:: Records

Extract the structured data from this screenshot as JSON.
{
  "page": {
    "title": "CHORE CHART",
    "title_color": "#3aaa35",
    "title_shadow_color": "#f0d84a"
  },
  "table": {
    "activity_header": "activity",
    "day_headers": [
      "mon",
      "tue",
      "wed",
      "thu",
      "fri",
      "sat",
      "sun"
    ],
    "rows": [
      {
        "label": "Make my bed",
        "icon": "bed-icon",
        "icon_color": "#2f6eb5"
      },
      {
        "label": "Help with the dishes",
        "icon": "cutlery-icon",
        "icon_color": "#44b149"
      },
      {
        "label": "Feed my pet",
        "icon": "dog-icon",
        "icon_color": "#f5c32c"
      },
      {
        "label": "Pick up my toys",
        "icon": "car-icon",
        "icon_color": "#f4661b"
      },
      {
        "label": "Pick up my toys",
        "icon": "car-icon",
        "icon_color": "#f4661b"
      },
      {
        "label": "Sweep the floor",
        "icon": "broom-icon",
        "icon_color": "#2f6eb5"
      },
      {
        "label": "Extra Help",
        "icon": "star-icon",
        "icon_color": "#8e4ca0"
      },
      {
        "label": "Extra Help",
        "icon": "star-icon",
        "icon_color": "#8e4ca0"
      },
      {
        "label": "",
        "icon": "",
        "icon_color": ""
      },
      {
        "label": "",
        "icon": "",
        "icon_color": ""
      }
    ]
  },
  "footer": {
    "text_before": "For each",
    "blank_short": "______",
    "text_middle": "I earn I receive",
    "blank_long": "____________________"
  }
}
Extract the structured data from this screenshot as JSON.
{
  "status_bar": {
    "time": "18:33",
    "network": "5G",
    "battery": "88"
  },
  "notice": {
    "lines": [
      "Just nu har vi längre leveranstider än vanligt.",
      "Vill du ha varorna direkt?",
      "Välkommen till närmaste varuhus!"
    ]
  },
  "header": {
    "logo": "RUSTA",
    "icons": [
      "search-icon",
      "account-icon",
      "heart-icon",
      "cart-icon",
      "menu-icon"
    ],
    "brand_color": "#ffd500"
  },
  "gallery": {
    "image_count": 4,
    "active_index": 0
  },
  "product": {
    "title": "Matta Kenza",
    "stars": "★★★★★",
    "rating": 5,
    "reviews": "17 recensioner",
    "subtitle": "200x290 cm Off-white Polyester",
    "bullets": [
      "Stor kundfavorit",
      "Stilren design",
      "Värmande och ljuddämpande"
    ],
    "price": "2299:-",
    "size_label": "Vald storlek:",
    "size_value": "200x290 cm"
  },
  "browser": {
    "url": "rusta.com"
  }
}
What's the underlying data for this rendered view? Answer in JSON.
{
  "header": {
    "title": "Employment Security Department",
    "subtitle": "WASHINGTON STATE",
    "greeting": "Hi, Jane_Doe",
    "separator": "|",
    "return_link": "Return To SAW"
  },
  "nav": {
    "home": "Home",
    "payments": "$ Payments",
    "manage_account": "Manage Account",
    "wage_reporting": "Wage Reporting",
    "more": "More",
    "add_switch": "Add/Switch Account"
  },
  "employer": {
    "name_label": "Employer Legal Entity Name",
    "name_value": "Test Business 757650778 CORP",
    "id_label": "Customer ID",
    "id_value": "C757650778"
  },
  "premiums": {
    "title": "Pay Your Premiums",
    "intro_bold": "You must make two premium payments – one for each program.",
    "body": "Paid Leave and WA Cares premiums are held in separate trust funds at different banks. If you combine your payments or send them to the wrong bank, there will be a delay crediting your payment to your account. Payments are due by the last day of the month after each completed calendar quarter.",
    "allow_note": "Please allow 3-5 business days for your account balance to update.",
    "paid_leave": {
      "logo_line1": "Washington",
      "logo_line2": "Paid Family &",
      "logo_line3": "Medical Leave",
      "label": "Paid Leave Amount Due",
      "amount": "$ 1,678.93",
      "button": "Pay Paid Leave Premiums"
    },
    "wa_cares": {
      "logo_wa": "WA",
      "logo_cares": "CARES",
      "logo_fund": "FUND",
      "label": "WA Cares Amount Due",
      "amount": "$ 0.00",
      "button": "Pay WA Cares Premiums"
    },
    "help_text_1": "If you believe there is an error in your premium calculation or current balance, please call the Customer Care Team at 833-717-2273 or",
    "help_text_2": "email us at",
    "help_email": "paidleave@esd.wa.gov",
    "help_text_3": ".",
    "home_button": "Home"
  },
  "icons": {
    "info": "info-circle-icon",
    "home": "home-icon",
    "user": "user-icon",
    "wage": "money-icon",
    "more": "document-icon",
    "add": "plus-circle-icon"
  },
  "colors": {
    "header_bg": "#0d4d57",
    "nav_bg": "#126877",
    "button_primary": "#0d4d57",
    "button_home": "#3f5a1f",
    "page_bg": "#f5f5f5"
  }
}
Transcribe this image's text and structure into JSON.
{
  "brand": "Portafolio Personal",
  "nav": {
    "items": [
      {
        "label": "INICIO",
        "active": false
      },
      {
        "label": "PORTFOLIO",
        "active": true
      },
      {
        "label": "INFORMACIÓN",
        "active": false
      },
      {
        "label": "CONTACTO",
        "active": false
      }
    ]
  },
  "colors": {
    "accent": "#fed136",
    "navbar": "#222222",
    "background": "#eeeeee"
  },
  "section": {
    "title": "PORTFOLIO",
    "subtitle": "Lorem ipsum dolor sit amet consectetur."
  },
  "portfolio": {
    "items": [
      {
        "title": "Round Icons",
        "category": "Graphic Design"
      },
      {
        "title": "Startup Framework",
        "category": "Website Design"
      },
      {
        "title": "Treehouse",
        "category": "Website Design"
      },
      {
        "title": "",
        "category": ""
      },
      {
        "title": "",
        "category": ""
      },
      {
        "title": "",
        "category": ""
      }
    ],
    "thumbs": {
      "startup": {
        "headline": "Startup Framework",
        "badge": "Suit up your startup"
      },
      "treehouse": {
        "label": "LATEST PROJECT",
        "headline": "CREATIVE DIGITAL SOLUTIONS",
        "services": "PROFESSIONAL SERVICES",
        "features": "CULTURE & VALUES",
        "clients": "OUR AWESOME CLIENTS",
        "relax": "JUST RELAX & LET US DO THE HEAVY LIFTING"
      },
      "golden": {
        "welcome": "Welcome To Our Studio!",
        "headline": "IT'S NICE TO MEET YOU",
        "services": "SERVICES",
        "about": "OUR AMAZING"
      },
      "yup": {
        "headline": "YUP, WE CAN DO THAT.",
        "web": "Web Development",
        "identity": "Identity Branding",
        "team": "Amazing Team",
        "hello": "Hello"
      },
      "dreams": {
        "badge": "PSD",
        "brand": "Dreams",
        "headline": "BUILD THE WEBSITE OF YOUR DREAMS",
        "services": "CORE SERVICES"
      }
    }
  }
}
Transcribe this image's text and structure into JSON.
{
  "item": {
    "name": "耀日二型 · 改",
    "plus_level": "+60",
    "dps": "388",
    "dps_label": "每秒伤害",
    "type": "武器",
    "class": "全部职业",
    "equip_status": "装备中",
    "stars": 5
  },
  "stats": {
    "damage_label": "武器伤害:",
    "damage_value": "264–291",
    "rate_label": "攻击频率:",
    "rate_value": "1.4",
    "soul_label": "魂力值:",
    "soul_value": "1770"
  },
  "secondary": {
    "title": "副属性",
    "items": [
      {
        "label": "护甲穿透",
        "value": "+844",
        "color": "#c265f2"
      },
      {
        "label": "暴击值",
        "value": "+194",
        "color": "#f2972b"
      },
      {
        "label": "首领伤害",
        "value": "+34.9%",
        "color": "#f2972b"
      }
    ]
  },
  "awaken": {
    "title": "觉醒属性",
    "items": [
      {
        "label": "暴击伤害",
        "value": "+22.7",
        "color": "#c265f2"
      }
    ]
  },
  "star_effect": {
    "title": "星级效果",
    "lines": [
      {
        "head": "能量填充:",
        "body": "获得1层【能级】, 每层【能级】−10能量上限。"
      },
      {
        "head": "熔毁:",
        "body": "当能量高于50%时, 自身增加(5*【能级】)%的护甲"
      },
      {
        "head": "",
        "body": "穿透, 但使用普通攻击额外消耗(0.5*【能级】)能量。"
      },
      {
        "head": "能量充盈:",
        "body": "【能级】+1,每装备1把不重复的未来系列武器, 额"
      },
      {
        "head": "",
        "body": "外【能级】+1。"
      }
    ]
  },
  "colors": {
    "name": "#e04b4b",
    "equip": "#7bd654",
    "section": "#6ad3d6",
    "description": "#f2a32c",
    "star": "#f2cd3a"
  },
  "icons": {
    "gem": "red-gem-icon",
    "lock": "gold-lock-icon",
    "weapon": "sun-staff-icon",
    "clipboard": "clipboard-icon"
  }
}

::::

Your goal:
For the listing above, identify each line bearing "SERVICES".

Response below:
        "services": "PROFESSIONAL SERVICES",
        "services": "SERVICES",
        "services": "CORE SERVICES"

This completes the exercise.